REQUIREMENTS
Where a line below holds the string "data", copy that line.

Raw records

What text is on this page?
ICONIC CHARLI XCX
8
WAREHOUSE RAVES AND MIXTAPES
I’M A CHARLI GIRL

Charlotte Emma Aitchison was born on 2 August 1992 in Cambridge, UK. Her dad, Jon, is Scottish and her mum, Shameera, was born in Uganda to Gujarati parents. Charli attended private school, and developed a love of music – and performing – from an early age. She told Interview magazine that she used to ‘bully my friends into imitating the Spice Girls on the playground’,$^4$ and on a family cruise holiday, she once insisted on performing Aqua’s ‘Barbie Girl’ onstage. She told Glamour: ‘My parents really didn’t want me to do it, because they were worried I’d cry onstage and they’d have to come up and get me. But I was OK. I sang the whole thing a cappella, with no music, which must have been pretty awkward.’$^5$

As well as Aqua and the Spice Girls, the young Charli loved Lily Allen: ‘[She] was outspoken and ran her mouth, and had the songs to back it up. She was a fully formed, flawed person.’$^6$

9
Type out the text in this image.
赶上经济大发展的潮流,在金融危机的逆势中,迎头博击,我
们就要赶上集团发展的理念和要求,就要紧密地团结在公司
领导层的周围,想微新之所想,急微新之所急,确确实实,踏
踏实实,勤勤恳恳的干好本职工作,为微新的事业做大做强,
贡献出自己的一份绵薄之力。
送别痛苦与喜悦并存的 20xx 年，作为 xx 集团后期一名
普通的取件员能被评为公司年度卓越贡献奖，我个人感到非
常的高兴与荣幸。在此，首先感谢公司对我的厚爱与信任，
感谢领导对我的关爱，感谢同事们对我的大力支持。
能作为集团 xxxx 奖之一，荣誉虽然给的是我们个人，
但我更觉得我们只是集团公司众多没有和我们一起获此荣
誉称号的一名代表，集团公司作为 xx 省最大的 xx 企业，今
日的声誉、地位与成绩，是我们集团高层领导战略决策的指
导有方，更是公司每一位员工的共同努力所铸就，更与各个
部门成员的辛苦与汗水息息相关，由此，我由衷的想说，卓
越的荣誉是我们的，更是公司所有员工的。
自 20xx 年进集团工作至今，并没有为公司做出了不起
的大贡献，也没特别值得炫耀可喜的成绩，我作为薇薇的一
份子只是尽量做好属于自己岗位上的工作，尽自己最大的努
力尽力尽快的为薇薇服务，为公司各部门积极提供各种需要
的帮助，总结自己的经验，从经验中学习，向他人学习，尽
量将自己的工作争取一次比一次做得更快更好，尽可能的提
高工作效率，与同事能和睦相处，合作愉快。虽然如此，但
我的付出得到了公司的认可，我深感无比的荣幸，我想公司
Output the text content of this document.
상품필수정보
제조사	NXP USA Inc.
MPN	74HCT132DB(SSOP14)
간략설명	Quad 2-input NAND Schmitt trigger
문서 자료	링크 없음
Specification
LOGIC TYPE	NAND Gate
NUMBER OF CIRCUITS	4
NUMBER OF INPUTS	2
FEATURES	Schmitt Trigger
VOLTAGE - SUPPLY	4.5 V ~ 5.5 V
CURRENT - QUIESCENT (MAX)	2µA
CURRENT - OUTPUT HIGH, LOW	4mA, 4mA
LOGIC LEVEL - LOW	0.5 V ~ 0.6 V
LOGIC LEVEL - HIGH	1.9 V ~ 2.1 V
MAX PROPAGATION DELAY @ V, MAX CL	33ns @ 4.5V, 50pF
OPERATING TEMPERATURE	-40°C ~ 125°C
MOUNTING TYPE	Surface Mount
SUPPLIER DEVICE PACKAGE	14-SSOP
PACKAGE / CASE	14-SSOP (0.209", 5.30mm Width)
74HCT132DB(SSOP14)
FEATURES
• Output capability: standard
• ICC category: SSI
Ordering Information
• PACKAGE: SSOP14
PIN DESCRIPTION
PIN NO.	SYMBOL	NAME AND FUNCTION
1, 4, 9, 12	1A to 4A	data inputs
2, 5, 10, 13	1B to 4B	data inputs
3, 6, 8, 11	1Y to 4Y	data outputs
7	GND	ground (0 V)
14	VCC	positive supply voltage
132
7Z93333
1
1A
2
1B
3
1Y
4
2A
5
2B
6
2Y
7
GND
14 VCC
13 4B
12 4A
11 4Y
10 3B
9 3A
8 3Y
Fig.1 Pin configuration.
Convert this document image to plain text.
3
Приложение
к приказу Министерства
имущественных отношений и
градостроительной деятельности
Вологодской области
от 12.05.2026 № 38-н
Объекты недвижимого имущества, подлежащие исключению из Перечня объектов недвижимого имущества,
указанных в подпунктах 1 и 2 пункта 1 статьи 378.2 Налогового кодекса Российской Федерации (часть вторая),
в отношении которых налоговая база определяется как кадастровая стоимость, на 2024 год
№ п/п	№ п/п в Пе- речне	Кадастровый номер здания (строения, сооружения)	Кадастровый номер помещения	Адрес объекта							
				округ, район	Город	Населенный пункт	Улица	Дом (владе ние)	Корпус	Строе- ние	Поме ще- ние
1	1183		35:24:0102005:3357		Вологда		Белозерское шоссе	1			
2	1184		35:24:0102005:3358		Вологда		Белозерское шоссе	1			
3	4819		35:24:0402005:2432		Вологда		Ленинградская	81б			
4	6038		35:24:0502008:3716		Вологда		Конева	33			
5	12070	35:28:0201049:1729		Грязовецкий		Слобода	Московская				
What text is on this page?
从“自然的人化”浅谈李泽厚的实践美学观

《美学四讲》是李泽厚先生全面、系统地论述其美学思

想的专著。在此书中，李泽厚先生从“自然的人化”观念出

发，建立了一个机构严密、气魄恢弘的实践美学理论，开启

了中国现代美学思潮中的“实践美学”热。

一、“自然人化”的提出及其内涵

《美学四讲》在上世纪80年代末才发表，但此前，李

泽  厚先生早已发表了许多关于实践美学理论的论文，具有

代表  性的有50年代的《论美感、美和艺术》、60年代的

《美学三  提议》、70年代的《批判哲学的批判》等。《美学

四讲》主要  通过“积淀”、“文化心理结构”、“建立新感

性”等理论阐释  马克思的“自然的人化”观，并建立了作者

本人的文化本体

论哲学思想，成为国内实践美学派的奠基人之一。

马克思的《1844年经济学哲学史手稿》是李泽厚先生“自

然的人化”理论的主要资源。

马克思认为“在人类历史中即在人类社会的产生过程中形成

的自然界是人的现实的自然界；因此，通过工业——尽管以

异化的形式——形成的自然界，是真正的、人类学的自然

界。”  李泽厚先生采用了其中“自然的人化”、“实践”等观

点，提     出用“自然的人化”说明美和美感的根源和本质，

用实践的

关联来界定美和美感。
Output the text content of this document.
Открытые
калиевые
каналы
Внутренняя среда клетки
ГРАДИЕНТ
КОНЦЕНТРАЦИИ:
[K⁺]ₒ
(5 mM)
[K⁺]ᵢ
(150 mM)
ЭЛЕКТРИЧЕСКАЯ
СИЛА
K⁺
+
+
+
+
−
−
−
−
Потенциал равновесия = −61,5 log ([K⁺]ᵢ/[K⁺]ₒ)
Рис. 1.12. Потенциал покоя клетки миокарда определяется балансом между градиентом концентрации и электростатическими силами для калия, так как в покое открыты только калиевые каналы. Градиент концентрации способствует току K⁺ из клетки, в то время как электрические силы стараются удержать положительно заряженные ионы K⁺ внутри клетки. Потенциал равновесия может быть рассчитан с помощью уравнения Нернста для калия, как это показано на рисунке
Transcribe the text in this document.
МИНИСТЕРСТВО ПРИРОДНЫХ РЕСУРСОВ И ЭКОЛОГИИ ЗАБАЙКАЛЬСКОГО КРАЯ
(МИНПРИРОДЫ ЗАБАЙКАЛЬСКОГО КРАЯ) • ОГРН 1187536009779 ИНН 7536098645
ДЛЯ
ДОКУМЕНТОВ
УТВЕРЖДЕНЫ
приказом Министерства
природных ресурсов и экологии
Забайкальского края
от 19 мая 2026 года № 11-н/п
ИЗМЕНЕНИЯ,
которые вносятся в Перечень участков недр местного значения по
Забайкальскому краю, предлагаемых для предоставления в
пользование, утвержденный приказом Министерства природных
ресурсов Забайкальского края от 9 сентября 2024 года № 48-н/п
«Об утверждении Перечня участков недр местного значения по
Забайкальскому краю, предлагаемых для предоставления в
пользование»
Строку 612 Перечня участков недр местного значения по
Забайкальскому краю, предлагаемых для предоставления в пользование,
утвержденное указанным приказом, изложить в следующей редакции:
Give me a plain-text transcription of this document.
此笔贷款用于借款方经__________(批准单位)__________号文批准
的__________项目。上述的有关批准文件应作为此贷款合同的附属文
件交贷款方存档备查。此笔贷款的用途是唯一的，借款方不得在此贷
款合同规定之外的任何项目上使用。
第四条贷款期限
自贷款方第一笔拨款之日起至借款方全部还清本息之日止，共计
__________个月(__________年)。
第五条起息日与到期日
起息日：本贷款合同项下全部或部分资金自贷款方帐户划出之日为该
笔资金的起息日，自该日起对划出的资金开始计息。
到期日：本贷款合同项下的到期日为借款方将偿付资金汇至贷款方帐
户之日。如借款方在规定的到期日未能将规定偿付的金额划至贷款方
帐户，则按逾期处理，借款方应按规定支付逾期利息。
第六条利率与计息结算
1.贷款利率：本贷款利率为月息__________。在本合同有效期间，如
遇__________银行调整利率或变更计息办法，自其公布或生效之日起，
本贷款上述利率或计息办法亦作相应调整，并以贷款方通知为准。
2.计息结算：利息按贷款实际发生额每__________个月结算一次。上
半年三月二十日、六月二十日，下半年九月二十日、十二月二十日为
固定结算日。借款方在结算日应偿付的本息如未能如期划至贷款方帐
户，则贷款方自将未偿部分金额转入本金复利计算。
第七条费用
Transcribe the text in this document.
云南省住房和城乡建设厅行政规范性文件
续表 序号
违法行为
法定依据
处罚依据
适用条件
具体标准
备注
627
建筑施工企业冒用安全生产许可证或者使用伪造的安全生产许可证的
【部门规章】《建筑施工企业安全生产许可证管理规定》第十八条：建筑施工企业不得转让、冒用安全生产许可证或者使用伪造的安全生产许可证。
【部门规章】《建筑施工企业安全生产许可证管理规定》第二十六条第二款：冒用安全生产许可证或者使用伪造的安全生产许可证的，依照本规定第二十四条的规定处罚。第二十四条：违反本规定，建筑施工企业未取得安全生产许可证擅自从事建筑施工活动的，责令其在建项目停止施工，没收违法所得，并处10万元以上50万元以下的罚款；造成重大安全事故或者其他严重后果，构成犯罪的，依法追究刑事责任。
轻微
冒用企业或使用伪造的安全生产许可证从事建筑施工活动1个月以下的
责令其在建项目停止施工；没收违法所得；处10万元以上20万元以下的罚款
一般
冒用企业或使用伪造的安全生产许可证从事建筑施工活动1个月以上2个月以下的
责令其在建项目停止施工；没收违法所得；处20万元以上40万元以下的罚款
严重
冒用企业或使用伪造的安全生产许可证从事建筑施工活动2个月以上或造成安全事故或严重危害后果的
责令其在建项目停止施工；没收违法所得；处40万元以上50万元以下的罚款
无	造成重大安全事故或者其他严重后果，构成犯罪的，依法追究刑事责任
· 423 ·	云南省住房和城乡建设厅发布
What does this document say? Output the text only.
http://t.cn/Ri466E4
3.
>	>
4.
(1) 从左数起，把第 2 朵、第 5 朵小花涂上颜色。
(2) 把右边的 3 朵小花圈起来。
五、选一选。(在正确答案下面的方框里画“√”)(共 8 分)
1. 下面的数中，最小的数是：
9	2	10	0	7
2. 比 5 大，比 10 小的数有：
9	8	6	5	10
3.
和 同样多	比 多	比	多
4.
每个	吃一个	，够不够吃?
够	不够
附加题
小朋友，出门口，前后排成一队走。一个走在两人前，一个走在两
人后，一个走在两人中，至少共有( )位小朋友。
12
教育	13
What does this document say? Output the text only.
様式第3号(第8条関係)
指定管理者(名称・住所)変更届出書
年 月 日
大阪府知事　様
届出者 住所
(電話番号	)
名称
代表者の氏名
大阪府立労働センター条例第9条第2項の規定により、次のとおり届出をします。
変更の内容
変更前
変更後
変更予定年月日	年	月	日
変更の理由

TASK ANSWER
1, 4, 9, 12	1A to 4A	data inputs
2, 5, 10, 13	1B to 4B	data inputs
3, 6, 8, 11	1Y to 4Y	data outputs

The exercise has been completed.